Saved data entries
· · · · ·
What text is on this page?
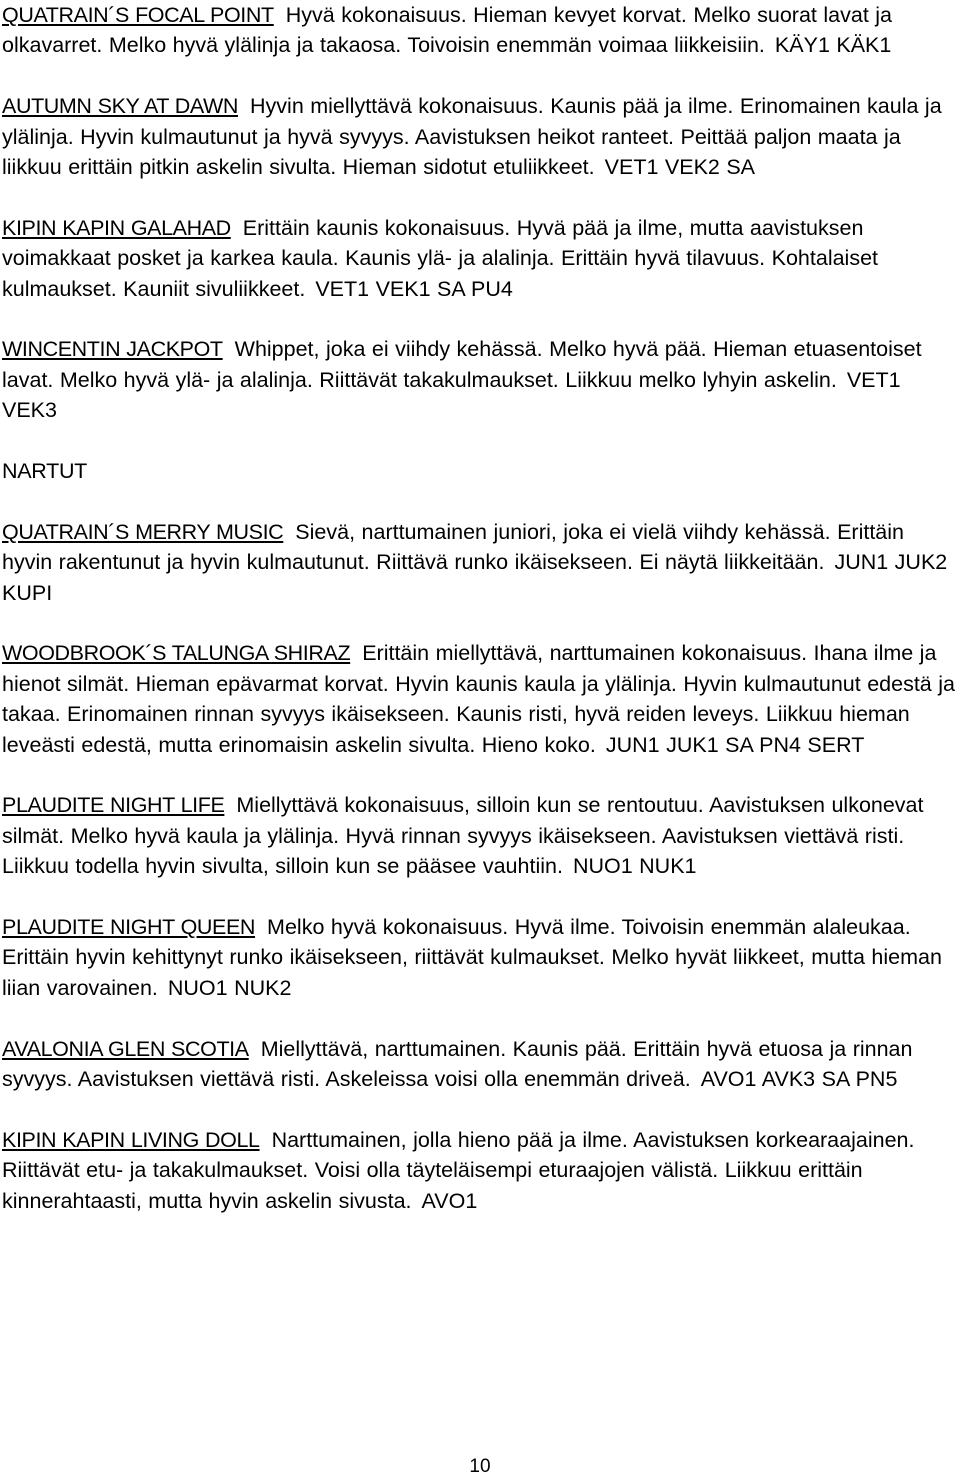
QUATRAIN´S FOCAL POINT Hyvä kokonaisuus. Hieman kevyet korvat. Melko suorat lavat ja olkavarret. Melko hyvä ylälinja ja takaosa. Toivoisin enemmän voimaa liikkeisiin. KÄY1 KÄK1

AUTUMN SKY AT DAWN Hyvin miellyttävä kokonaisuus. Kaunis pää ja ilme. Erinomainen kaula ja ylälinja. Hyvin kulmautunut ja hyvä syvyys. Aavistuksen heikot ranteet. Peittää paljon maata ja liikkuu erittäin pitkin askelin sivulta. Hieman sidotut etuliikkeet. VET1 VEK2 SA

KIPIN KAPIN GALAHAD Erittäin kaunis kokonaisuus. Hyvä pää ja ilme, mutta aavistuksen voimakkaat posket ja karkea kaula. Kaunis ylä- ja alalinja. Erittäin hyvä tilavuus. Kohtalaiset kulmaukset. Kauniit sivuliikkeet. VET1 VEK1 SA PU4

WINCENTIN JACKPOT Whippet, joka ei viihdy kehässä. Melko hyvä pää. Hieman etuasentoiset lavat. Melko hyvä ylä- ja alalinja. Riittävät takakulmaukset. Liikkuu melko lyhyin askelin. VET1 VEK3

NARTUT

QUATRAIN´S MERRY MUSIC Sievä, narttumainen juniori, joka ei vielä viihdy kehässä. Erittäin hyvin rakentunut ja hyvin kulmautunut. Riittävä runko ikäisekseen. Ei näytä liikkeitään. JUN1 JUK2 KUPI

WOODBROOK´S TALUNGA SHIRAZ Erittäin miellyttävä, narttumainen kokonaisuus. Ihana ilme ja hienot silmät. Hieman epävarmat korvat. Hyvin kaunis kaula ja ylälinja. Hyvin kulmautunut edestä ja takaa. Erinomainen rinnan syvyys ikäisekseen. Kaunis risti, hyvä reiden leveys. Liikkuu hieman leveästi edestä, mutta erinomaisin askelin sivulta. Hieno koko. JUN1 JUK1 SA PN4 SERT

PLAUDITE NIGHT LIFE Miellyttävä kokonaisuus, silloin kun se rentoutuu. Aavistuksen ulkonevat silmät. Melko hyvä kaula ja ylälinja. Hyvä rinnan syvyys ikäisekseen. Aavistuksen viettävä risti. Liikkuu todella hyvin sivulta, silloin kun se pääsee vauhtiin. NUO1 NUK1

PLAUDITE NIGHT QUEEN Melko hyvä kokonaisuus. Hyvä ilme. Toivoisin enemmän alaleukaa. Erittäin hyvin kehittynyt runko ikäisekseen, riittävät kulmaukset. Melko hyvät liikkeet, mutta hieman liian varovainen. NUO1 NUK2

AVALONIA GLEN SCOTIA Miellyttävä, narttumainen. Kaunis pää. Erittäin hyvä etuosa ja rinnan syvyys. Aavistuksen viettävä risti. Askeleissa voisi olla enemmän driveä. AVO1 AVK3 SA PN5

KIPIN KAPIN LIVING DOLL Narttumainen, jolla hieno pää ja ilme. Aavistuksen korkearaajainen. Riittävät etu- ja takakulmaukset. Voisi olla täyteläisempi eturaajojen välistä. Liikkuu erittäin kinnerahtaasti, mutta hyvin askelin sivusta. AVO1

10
· · · · ·
Written problem >> Filter the entries down to the lines with the word "viettävä" in them.

Output below >>
PLAUDITE NIGHT LIFE Miellyttävä kokonaisuus, silloin kun se rentoutuu. Aavistuksen ulkonevat silmät. Melko hyvä kaula ja ylälinja. Hyvä rinnan syvyys ikäisekseen. Aavistuksen viettävä risti. Liikkuu todella hyvin sivulta, silloin kun se pääsee vauhtiin. NUO1 NUK1
AVALONIA GLEN SCOTIA Miellyttävä, narttumainen. Kaunis pää. Erittäin hyvä etuosa ja rinnan syvyys. Aavistuksen viettävä risti. Askeleissa voisi olla enemmän driveä. AVO1 AVK3 SA PN5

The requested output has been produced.